PROBLEM TO SOLVE »
Find the lines containing the word "sans" and copy every one of them.

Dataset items
========

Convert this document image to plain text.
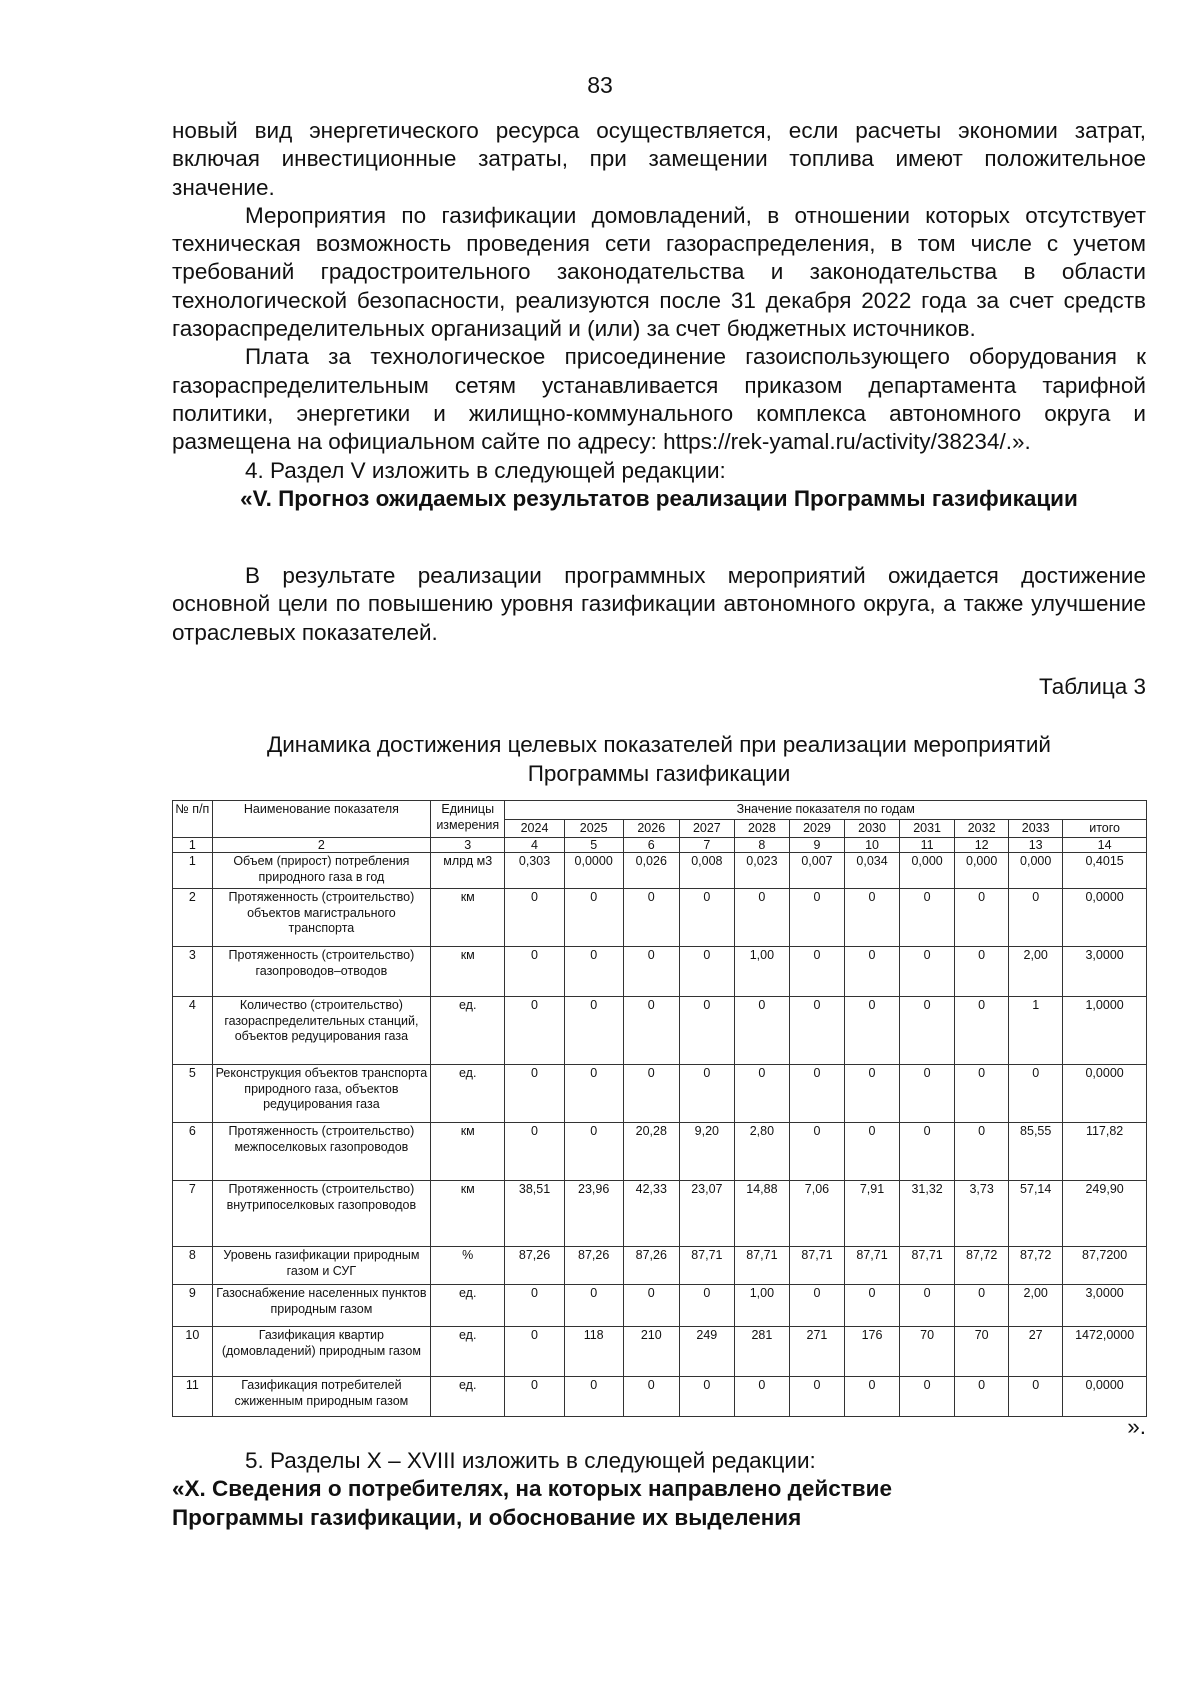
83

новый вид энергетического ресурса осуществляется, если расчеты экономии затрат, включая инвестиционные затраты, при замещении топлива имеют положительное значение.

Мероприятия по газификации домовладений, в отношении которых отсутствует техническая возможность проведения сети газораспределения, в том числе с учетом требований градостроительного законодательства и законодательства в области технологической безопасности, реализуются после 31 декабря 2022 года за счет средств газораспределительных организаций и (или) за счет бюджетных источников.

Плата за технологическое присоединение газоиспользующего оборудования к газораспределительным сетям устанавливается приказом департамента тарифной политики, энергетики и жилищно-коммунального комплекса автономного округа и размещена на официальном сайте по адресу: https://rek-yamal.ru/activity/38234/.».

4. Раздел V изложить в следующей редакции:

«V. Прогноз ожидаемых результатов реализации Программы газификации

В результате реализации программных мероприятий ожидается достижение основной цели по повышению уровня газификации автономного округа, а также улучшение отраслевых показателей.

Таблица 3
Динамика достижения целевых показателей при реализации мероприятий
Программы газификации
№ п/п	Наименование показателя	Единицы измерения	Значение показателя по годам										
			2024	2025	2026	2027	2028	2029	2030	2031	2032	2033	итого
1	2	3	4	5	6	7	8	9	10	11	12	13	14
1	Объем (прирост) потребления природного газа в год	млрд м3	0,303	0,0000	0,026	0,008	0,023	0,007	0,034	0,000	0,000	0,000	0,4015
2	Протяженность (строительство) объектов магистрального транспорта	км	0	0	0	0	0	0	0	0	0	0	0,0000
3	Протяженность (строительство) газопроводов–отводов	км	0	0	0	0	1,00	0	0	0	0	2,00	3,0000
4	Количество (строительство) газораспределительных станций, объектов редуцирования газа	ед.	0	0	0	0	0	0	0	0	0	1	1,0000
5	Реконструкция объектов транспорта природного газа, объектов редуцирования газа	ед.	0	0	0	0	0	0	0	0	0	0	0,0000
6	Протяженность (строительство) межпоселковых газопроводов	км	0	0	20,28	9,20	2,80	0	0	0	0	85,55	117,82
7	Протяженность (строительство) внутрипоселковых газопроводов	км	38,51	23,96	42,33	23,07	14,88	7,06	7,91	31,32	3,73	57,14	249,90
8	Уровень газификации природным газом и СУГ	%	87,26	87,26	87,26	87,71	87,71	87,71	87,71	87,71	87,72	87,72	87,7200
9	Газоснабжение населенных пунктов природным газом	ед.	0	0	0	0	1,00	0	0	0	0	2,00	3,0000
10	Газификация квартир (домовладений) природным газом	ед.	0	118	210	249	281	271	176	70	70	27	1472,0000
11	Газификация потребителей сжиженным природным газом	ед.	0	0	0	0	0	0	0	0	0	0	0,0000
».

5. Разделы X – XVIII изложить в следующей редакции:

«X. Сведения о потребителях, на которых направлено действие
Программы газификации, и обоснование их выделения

========

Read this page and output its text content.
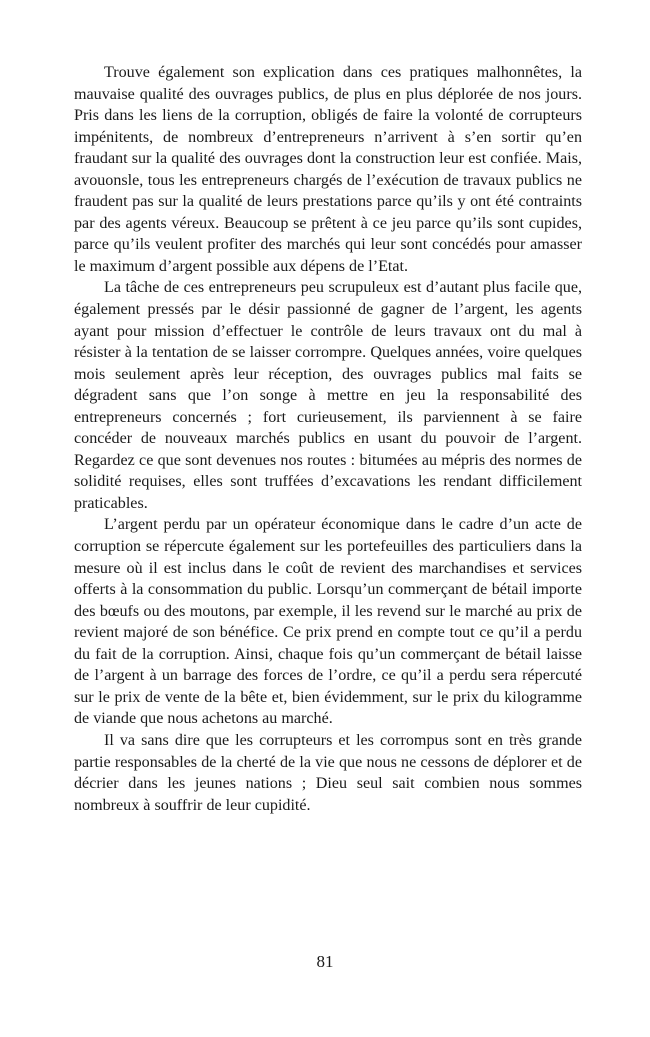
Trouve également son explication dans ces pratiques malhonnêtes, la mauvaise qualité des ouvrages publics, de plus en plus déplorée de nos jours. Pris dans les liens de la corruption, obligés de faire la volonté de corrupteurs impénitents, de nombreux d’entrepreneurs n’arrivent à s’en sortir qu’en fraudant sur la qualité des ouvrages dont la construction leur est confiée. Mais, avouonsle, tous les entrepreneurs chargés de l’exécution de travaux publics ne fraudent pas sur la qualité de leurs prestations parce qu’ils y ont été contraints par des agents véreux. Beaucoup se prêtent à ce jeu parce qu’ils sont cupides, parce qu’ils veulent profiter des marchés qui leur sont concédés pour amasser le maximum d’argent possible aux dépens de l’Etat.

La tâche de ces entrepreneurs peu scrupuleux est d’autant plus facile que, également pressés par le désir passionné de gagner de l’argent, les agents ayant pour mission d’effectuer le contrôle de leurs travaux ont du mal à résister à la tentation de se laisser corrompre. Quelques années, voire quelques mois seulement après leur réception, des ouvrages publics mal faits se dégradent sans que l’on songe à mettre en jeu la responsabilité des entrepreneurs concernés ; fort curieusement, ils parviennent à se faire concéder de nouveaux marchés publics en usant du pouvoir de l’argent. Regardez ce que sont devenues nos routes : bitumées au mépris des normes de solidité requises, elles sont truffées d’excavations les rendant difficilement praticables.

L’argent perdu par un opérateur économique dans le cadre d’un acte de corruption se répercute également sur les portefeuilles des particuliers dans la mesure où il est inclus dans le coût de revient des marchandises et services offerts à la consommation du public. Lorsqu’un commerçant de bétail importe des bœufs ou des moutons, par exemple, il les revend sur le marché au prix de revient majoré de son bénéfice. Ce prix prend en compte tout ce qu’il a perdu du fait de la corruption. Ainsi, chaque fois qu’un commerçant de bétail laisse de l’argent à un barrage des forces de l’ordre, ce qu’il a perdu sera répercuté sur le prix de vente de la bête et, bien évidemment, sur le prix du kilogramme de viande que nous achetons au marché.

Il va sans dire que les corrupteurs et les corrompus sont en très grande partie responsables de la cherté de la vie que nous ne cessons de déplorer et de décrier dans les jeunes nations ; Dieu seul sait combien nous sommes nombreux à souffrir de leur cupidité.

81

========

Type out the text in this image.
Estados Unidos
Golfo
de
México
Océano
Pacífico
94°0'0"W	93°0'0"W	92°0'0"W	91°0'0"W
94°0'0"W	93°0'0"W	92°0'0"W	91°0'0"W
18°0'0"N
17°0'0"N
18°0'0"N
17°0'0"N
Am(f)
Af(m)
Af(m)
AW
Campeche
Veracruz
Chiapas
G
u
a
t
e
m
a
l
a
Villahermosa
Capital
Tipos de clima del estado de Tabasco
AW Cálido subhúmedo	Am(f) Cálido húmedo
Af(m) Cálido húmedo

========

RESPONSE BELOW »
La tâche de ces entrepreneurs peu scrupuleux est d’autant plus facile que, également pressés par le désir passionné de gagner de l’argent, les agents ayant pour mission d’effectuer le contrôle de leurs travaux ont du mal à résister à la tentation de se laisser corrompre. Quelques années, voire quelques mois seulement après leur réception, des ouvrages publics mal faits se dégradent sans que l’on songe à mettre en jeu la responsabilité des entrepreneurs concernés ; fort curieusement, ils parviennent à se faire concéder de nouveaux marchés publics en usant du pouvoir de l’argent. Regardez ce que sont devenues nos routes : bitumées au mépris des normes de solidité requises, elles sont truffées d’excavations les rendant difficilement praticables.
Il va sans dire que les corrupteurs et les corrompus sont en très grande partie responsables de la cherté de la vie que nous ne cessons de déplorer et de décrier dans les jeunes nations ; Dieu seul sait combien nous sommes nombreux à souffrir de leur cupidité.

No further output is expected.